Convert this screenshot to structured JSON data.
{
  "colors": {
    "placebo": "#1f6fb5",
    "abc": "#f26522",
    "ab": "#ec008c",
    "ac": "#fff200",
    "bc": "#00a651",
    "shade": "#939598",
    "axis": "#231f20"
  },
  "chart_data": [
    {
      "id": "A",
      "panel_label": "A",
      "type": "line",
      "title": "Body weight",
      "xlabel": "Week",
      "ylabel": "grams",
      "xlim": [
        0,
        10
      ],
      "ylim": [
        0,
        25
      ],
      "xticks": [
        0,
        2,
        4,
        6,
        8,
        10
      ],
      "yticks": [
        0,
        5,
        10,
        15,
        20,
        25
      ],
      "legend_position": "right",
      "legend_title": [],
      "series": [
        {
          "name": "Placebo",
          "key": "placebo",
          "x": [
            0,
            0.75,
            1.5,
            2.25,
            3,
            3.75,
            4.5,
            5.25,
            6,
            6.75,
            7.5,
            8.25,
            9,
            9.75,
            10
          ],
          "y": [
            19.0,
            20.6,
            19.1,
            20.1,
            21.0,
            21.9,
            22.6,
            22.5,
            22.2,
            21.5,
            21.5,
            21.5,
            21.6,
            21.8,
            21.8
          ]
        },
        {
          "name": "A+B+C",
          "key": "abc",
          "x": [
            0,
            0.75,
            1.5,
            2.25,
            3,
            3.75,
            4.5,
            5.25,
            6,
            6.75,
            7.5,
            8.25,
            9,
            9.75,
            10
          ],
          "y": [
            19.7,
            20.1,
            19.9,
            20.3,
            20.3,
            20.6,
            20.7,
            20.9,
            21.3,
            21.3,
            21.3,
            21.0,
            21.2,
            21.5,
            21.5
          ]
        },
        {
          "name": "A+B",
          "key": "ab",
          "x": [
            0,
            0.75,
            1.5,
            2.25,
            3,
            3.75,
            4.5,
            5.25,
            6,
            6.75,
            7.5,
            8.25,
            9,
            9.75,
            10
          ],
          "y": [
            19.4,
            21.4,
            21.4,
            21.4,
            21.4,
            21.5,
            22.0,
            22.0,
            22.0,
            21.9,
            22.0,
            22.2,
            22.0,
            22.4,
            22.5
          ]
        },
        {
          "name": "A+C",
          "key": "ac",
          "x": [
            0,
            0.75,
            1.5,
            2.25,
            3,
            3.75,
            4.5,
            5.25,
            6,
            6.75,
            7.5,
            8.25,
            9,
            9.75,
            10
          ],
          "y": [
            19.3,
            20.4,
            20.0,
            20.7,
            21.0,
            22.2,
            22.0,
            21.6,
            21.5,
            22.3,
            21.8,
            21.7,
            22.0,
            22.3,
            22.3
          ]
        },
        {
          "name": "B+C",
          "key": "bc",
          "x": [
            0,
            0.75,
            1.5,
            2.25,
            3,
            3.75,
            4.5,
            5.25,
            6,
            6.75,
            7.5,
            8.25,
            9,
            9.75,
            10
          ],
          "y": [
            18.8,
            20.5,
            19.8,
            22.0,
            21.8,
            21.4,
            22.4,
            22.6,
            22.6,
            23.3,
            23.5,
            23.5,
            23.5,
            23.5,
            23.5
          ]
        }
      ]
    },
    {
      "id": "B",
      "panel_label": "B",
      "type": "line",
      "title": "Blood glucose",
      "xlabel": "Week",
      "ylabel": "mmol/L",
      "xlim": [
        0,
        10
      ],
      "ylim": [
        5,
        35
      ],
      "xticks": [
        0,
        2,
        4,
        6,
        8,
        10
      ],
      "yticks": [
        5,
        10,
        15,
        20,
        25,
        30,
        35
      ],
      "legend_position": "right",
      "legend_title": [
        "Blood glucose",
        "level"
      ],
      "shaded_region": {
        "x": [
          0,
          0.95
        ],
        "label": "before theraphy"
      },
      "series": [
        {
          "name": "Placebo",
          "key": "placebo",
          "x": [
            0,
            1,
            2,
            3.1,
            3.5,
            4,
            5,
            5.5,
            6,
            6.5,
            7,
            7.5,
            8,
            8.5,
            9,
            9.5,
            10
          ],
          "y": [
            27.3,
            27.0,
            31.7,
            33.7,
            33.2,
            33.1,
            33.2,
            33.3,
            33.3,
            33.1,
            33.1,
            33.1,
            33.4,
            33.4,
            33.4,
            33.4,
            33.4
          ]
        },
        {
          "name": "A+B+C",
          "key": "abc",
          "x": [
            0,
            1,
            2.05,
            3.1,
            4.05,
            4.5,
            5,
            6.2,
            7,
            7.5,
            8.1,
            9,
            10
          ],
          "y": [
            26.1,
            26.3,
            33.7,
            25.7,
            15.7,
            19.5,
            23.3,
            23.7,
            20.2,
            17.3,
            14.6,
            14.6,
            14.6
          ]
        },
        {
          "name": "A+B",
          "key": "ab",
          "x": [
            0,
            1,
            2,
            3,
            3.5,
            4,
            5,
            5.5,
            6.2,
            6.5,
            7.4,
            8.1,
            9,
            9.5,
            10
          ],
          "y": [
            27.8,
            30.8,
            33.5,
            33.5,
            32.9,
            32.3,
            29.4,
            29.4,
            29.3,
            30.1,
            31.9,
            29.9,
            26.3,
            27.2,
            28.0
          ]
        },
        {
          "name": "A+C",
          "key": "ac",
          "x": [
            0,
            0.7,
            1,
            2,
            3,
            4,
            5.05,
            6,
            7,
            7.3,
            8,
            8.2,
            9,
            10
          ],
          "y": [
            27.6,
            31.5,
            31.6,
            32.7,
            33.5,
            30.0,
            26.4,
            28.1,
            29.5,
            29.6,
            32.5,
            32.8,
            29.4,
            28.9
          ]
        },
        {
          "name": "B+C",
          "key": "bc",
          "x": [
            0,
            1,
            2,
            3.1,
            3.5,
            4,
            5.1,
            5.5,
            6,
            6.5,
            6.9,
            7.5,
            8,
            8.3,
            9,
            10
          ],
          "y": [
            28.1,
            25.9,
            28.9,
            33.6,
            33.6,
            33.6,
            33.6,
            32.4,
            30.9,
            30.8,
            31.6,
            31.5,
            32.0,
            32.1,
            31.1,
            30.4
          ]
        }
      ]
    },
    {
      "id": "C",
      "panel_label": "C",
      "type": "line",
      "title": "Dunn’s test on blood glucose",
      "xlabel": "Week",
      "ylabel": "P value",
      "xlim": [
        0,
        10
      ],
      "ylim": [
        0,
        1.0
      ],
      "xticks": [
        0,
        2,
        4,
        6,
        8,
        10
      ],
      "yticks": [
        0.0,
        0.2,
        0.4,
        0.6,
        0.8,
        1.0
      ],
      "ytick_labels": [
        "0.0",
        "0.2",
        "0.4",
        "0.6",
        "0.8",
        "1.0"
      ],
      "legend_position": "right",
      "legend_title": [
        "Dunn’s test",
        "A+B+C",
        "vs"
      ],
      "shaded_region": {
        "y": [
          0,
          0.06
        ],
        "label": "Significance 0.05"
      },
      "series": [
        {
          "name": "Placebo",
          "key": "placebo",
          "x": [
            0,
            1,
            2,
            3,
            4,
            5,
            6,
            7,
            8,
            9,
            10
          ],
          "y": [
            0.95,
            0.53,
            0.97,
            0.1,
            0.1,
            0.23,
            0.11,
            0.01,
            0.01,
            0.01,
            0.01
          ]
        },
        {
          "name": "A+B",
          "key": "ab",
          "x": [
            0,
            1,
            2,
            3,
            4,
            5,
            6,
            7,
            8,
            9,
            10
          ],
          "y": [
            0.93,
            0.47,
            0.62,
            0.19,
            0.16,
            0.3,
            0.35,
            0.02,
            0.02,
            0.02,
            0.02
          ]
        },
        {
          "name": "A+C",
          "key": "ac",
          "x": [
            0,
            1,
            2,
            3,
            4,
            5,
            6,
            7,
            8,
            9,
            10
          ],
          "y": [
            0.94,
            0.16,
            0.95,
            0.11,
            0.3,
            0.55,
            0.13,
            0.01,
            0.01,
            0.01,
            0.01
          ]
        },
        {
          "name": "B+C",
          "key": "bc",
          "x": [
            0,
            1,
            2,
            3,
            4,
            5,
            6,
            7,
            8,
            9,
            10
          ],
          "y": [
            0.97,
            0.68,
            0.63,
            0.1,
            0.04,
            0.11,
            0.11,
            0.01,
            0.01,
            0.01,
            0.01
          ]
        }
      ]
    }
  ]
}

== Required work ==
Filter the records above for lines containing the word "glucose", and copy those lines.

== Task solution ==
      "title": "Blood glucose",
        "Blood glucose",
      "title": "Dunn’s test on blood glucose",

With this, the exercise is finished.